» **AIM**
Identify all lines of the data containing the string "badge" and copy them.
======
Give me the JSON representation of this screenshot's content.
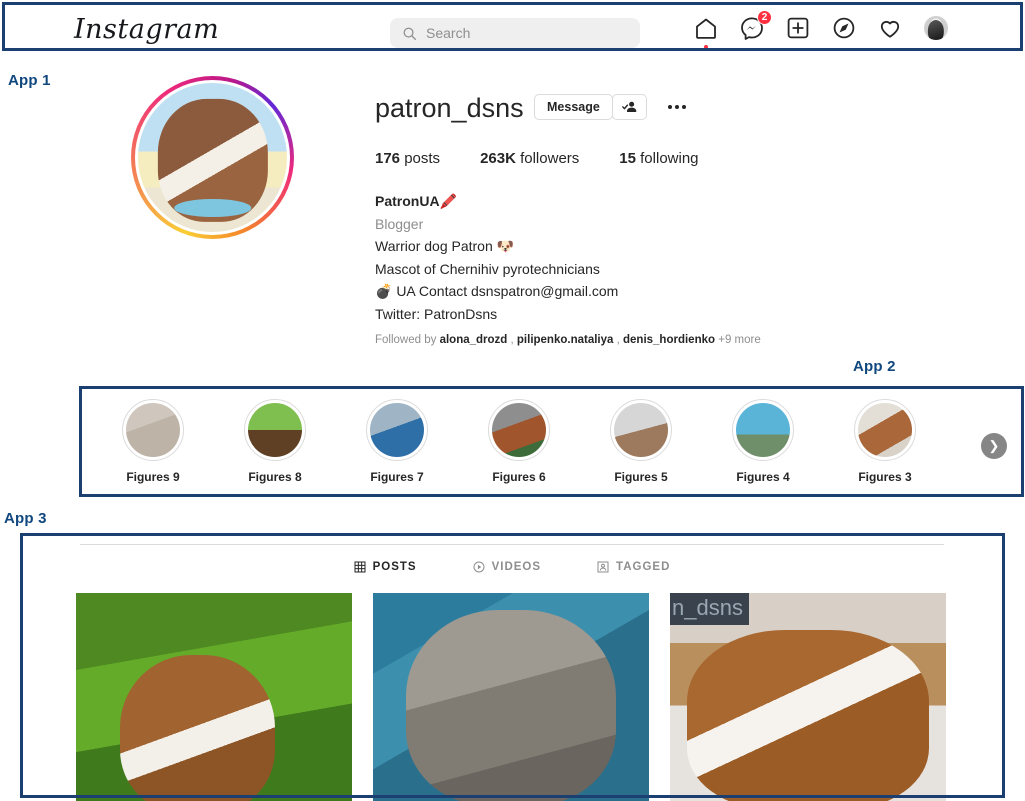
{
  "colors": {
    "annotation": "#1b3f70",
    "annotation_text": "#10477e",
    "accent_red": "#ff3040",
    "text_primary": "#262626",
    "text_secondary": "#8e8e8e"
  },
  "annotations": [
    {
      "label": "App 1"
    },
    {
      "label": "App 2"
    },
    {
      "label": "App 3"
    }
  ],
  "navbar": {
    "logo": "Instagram",
    "search": {
      "placeholder": "Search",
      "value": "",
      "icon": "search-icon"
    },
    "icons": [
      {
        "name": "home-icon",
        "label": "Home"
      },
      {
        "name": "messenger-icon",
        "label": "Messenger",
        "badge": "2"
      },
      {
        "name": "new-post-icon",
        "label": "New post"
      },
      {
        "name": "explore-icon",
        "label": "Explore"
      },
      {
        "name": "activity-heart-icon",
        "label": "Activity"
      },
      {
        "name": "profile-avatar-icon",
        "label": "Profile"
      }
    ]
  },
  "profile": {
    "username": "patron_dsns",
    "message_button": "Message",
    "follow_icon": "user-check-icon",
    "more_icon": "more-options-icon",
    "stats": [
      {
        "value": "176",
        "label": "posts"
      },
      {
        "value": "263K",
        "label": "followers"
      },
      {
        "value": "15",
        "label": "following"
      }
    ],
    "bio": {
      "name": "PatronUA🖍️",
      "category": "Blogger",
      "lines": [
        "Warrior dog Patron 🐶",
        "Mascot of Chernihiv pyrotechnicians",
        "💣 UA Contact dsnspatron@gmail.com",
        "Twitter: PatronDsns"
      ]
    },
    "followed_by": {
      "prefix": "Followed by",
      "names": [
        "alona_drozd",
        "pilipenko.nataliya",
        "denis_hordienko"
      ],
      "more": "+9 more"
    }
  },
  "highlights": {
    "next_icon": "chevron-right-icon",
    "items": [
      {
        "label": "Figures 9"
      },
      {
        "label": "Figures 8"
      },
      {
        "label": "Figures 7"
      },
      {
        "label": "Figures 6"
      },
      {
        "label": "Figures 5"
      },
      {
        "label": "Figures 4"
      },
      {
        "label": "Figures 3"
      }
    ]
  },
  "tabs": [
    {
      "label": "POSTS",
      "icon": "grid-icon",
      "active": true
    },
    {
      "label": "VIDEOS",
      "icon": "play-circle-icon",
      "active": false
    },
    {
      "label": "TAGGED",
      "icon": "tagged-person-icon",
      "active": false
    }
  ],
  "grid": [
    {
      "alt": "dog in grass",
      "overlay": ""
    },
    {
      "alt": "grey cat close-up",
      "overlay": ""
    },
    {
      "alt": "dog lying down",
      "overlay": "n_dsns"
    }
  ]
}
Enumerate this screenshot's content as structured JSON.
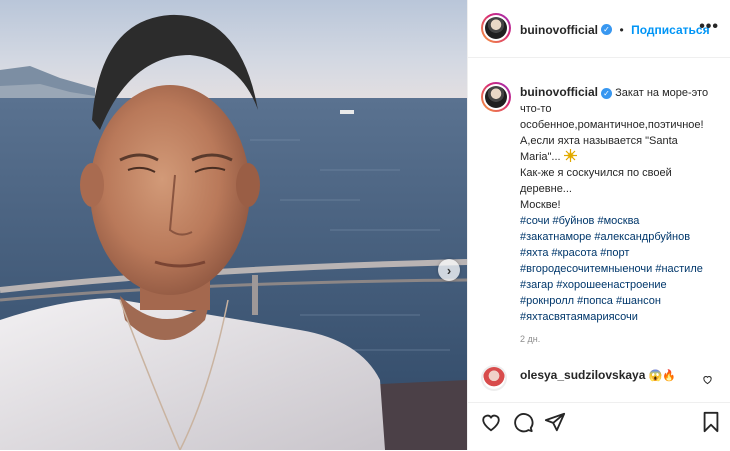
{
  "post": {
    "username": "buinovofficial",
    "follow_label": "Подписаться",
    "separator": "•",
    "more_label": "•••",
    "next_label": "›"
  },
  "caption": {
    "username": "buinovofficial",
    "lines": [
      "Закат на море-это",
      "что-то",
      "особенное,романтичное,поэтичное!",
      "А,если яхта называется \"Santa",
      "Maria\"...",
      "Как-же я соскучился по своей",
      "деревне...",
      "Москве!"
    ],
    "hashtag_lines": [
      "#сочи #буйнов #москва",
      "#закатнаморе #александрбуйнов",
      "#яхта #красота #порт",
      "#вгородесочитемныеночи #настиле",
      "#загар #хорошеенастроение",
      "#рокнролл #попса #шансон",
      "#яхтасвятаямариясочи"
    ],
    "time": "2 дн."
  },
  "comment": {
    "username": "olesya_sudzilovskaya",
    "text": "😱🔥"
  },
  "icons": {
    "like": "heart-icon",
    "comment": "comment-icon",
    "share": "share-icon",
    "save": "bookmark-icon",
    "verified": "verified-badge-icon",
    "sparkle": "sparkle-icon"
  },
  "colors": {
    "link": "#0095f6",
    "hashtag": "#00376b",
    "verified": "#3897f0",
    "muted": "#8e8e8e"
  }
}
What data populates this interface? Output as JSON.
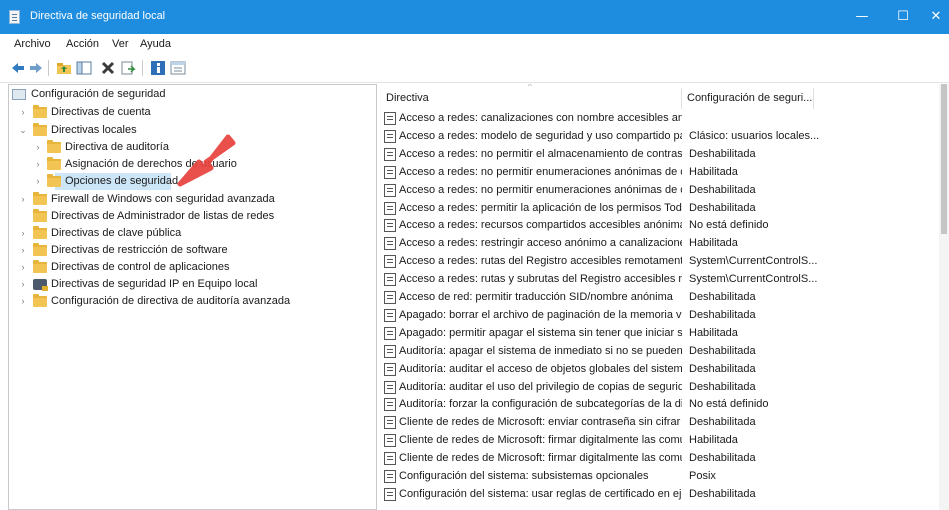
{
  "window": {
    "title": "Directiva de seguridad local",
    "minimize_glyph": "—",
    "maximize_glyph": "☐",
    "close_glyph": "✕"
  },
  "menu": [
    "Archivo",
    "Acción",
    "Ver",
    "Ayuda"
  ],
  "toolbar": {
    "icons": [
      "back-icon",
      "forward-icon",
      "up-folder-icon",
      "show-hide-tree-icon",
      "delete-icon",
      "export-list-icon",
      "help-icon",
      "properties-icon"
    ]
  },
  "tree": {
    "root": "Configuración de seguridad",
    "items": [
      {
        "label": "Directivas de cuenta",
        "level": 1,
        "expander": "›"
      },
      {
        "label": "Directivas locales",
        "level": 1,
        "expander": "⌄"
      },
      {
        "label": "Directiva de auditoría",
        "level": 2,
        "expander": "›"
      },
      {
        "label": "Asignación de derechos de usuario",
        "level": 2,
        "expander": "›"
      },
      {
        "label": "Opciones de seguridad",
        "level": 2,
        "expander": "›",
        "selected": true
      },
      {
        "label": "Firewall de Windows con seguridad avanzada",
        "level": 1,
        "expander": "›"
      },
      {
        "label": "Directivas de Administrador de listas de redes",
        "level": 1,
        "expander": ""
      },
      {
        "label": "Directivas de clave pública",
        "level": 1,
        "expander": "›"
      },
      {
        "label": "Directivas de restricción de software",
        "level": 1,
        "expander": "›"
      },
      {
        "label": "Directivas de control de aplicaciones",
        "level": 1,
        "expander": "›"
      },
      {
        "label": "Directivas de seguridad IP en Equipo local",
        "level": 1,
        "expander": "›"
      },
      {
        "label": "Configuración de directiva de auditoría avanzada",
        "level": 1,
        "expander": "›"
      }
    ]
  },
  "list": {
    "columns": [
      "Directiva",
      "Configuración de seguri..."
    ],
    "sort_caret": "^",
    "rows": [
      {
        "name": "Acceso a redes: canalizaciones con nombre accesibles anóni...",
        "setting": ""
      },
      {
        "name": "Acceso a redes: modelo de seguridad y uso compartido par...",
        "setting": "Clásico: usuarios locales..."
      },
      {
        "name": "Acceso a redes: no permitir el almacenamiento de contrase...",
        "setting": "Deshabilitada"
      },
      {
        "name": "Acceso a redes: no permitir enumeraciones anónimas de cu...",
        "setting": "Habilitada"
      },
      {
        "name": "Acceso a redes: no permitir enumeraciones anónimas de cu...",
        "setting": "Deshabilitada"
      },
      {
        "name": "Acceso a redes: permitir la aplicación de los permisos Todos...",
        "setting": "Deshabilitada"
      },
      {
        "name": "Acceso a redes: recursos compartidos accesibles anónimam...",
        "setting": "No está definido"
      },
      {
        "name": "Acceso a redes: restringir acceso anónimo a canalizaciones ...",
        "setting": "Habilitada"
      },
      {
        "name": "Acceso a redes: rutas del Registro accesibles remotamente",
        "setting": "System\\CurrentControlS..."
      },
      {
        "name": "Acceso a redes: rutas y subrutas del Registro accesibles rem...",
        "setting": "System\\CurrentControlS..."
      },
      {
        "name": "Acceso de red: permitir traducción SID/nombre anónima",
        "setting": "Deshabilitada"
      },
      {
        "name": "Apagado: borrar el archivo de paginación de la memoria virt...",
        "setting": "Deshabilitada"
      },
      {
        "name": "Apagado: permitir apagar el sistema sin tener que iniciar ses...",
        "setting": "Habilitada"
      },
      {
        "name": "Auditoría: apagar el sistema de inmediato si no se pueden re...",
        "setting": "Deshabilitada"
      },
      {
        "name": "Auditoría: auditar el acceso de objetos globales del sistema",
        "setting": "Deshabilitada"
      },
      {
        "name": "Auditoría: auditar el uso del privilegio de copias de segurida...",
        "setting": "Deshabilitada"
      },
      {
        "name": "Auditoría: forzar la configuración de subcategorías de la dire...",
        "setting": "No está definido"
      },
      {
        "name": "Cliente de redes de Microsoft: enviar contraseña sin cifrar a ...",
        "setting": "Deshabilitada"
      },
      {
        "name": "Cliente de redes de Microsoft: firmar digitalmente las comu...",
        "setting": "Habilitada"
      },
      {
        "name": "Cliente de redes de Microsoft: firmar digitalmente las comu...",
        "setting": "Deshabilitada"
      },
      {
        "name": "Configuración del sistema: subsistemas opcionales",
        "setting": "Posix"
      },
      {
        "name": "Configuración del sistema: usar reglas de certificado en ejec...",
        "setting": "Deshabilitada"
      }
    ]
  },
  "colors": {
    "titlebar": "#1f8ddf",
    "selection": "#cde6f7",
    "annotation_arrow": "#e8423c",
    "folder": "#f2c453"
  }
}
======
» **FINAL ANSWER**
        "badge": "2"
    "verified": "verified-badge-icon",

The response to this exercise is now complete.